* Begin *

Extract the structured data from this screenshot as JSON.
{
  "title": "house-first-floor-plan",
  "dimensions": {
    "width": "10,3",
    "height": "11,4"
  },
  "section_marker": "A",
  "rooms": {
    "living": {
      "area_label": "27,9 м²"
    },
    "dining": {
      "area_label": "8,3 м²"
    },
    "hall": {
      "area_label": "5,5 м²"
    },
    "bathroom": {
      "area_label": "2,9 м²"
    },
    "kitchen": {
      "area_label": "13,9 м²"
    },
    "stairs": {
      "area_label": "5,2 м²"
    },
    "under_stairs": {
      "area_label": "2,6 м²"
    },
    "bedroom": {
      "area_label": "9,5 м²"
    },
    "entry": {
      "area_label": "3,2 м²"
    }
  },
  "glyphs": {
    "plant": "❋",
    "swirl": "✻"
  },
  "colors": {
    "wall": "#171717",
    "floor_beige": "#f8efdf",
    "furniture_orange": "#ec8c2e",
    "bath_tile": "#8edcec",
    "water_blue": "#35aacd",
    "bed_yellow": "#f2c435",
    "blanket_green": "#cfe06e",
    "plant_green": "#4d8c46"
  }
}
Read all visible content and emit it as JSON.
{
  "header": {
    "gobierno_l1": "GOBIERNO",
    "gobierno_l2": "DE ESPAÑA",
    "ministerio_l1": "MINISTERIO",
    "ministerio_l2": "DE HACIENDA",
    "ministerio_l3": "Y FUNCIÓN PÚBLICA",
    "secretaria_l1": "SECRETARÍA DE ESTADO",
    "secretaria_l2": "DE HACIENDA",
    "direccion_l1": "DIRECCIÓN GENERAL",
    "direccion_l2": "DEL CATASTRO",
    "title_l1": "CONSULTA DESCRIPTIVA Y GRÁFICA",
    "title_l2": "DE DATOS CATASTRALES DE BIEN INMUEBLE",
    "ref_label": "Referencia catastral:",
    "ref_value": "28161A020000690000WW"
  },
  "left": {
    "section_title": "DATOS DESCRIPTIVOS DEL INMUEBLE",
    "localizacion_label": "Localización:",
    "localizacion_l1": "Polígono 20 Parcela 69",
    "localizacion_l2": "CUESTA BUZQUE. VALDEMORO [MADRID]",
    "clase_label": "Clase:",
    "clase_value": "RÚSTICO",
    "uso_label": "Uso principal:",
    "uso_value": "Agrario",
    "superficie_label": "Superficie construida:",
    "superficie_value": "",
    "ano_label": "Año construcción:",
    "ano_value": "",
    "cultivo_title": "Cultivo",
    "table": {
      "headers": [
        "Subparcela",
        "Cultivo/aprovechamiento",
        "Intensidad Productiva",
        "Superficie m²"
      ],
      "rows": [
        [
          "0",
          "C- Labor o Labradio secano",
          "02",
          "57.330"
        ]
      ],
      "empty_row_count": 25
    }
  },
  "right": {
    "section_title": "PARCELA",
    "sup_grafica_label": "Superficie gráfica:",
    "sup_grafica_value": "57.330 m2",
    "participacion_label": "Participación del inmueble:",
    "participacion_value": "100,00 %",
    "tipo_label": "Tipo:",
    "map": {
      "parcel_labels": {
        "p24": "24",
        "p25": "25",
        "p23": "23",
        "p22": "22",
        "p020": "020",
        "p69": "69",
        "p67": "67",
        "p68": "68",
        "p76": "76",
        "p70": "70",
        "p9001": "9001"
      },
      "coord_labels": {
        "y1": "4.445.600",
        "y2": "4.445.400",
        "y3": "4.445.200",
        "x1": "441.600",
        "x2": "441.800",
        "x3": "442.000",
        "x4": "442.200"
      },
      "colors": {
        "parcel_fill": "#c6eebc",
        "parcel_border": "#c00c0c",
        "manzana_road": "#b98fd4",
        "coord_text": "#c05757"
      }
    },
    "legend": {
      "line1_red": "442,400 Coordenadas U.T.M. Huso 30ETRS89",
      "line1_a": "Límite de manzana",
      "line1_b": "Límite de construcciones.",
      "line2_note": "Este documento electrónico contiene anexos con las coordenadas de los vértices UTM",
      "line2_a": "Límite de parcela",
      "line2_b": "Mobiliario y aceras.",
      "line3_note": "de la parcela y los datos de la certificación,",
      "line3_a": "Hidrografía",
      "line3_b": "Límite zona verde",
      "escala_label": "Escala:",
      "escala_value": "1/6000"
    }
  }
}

* End *

THE TASK
Above are some records; repeat all of them exactly.

TASK SOLUTION
Extract the structured data from this screenshot as JSON.
{
  "title": "house-first-floor-plan",
  "dimensions": {
    "width": "10,3",
    "height": "11,4"
  },
  "section_marker": "A",
  "rooms": {
    "living": {
      "area_label": "27,9 м²"
    },
    "dining": {
      "area_label": "8,3 м²"
    },
    "hall": {
      "area_label": "5,5 м²"
    },
    "bathroom": {
      "area_label": "2,9 м²"
    },
    "kitchen": {
      "area_label": "13,9 м²"
    },
    "stairs": {
      "area_label": "5,2 м²"
    },
    "under_stairs": {
      "area_label": "2,6 м²"
    },
    "bedroom": {
      "area_label": "9,5 м²"
    },
    "entry": {
      "area_label": "3,2 м²"
    }
  },
  "glyphs": {
    "plant": "❋",
    "swirl": "✻"
  },
  "colors": {
    "wall": "#171717",
    "floor_beige": "#f8efdf",
    "furniture_orange": "#ec8c2e",
    "bath_tile": "#8edcec",
    "water_blue": "#35aacd",
    "bed_yellow": "#f2c435",
    "blanket_green": "#cfe06e",
    "plant_green": "#4d8c46"
  }
}
Read all visible content and emit it as JSON.
{
  "header": {
    "gobierno_l1": "GOBIERNO",
    "gobierno_l2": "DE ESPAÑA",
    "ministerio_l1": "MINISTERIO",
    "ministerio_l2": "DE HACIENDA",
    "ministerio_l3": "Y FUNCIÓN PÚBLICA",
    "secretaria_l1": "SECRETARÍA DE ESTADO",
    "secretaria_l2": "DE HACIENDA",
    "direccion_l1": "DIRECCIÓN GENERAL",
    "direccion_l2": "DEL CATASTRO",
    "title_l1": "CONSULTA DESCRIPTIVA Y GRÁFICA",
    "title_l2": "DE DATOS CATASTRALES DE BIEN INMUEBLE",
    "ref_label": "Referencia catastral:",
    "ref_value": "28161A020000690000WW"
  },
  "left": {
    "section_title": "DATOS DESCRIPTIVOS DEL INMUEBLE",
    "localizacion_label": "Localización:",
    "localizacion_l1": "Polígono 20 Parcela 69",
    "localizacion_l2": "CUESTA BUZQUE. VALDEMORO [MADRID]",
    "clase_label": "Clase:",
    "clase_value": "RÚSTICO",
    "uso_label": "Uso principal:",
    "uso_value": "Agrario",
    "superficie_label": "Superficie construida:",
    "superficie_value": "",
    "ano_label": "Año construcción:",
    "ano_value": "",
    "cultivo_title": "Cultivo",
    "table": {
      "headers": [
        "Subparcela",
        "Cultivo/aprovechamiento",
        "Intensidad Productiva",
        "Superficie m²"
      ],
      "rows": [
        [
          "0",
          "C- Labor o Labradio secano",
          "02",
          "57.330"
        ]
      ],
      "empty_row_count": 25
    }
  },
  "right": {
    "section_title": "PARCELA",
    "sup_grafica_label": "Superficie gráfica:",
    "sup_grafica_value": "57.330 m2",
    "participacion_label": "Participación del inmueble:",
    "participacion_value": "100,00 %",
    "tipo_label": "Tipo:",
    "map": {
      "parcel_labels": {
        "p24": "24",
        "p25": "25",
        "p23": "23",
        "p22": "22",
        "p020": "020",
        "p69": "69",
        "p67": "67",
        "p68": "68",
        "p76": "76",
        "p70": "70",
        "p9001": "9001"
      },
      "coord_labels": {
        "y1": "4.445.600",
        "y2": "4.445.400",
        "y3": "4.445.200",
        "x1": "441.600",
        "x2": "441.800",
        "x3": "442.000",
        "x4": "442.200"
      },
      "colors": {
        "parcel_fill": "#c6eebc",
        "parcel_border": "#c00c0c",
        "manzana_road": "#b98fd4",
        "coord_text": "#c05757"
      }
    },
    "legend": {
      "line1_red": "442,400 Coordenadas U.T.M. Huso 30ETRS89",
      "line1_a": "Límite de manzana",
      "line1_b": "Límite de construcciones.",
      "line2_note": "Este documento electrónico contiene anexos con las coordenadas de los vértices UTM",
      "line2_a": "Límite de parcela",
      "line2_b": "Mobiliario y aceras.",
      "line3_note": "de la parcela y los datos de la certificación,",
      "line3_a": "Hidrografía",
      "line3_b": "Límite zona verde",
      "escala_label": "Escala:",
      "escala_value": "1/6000"
    }
  }
}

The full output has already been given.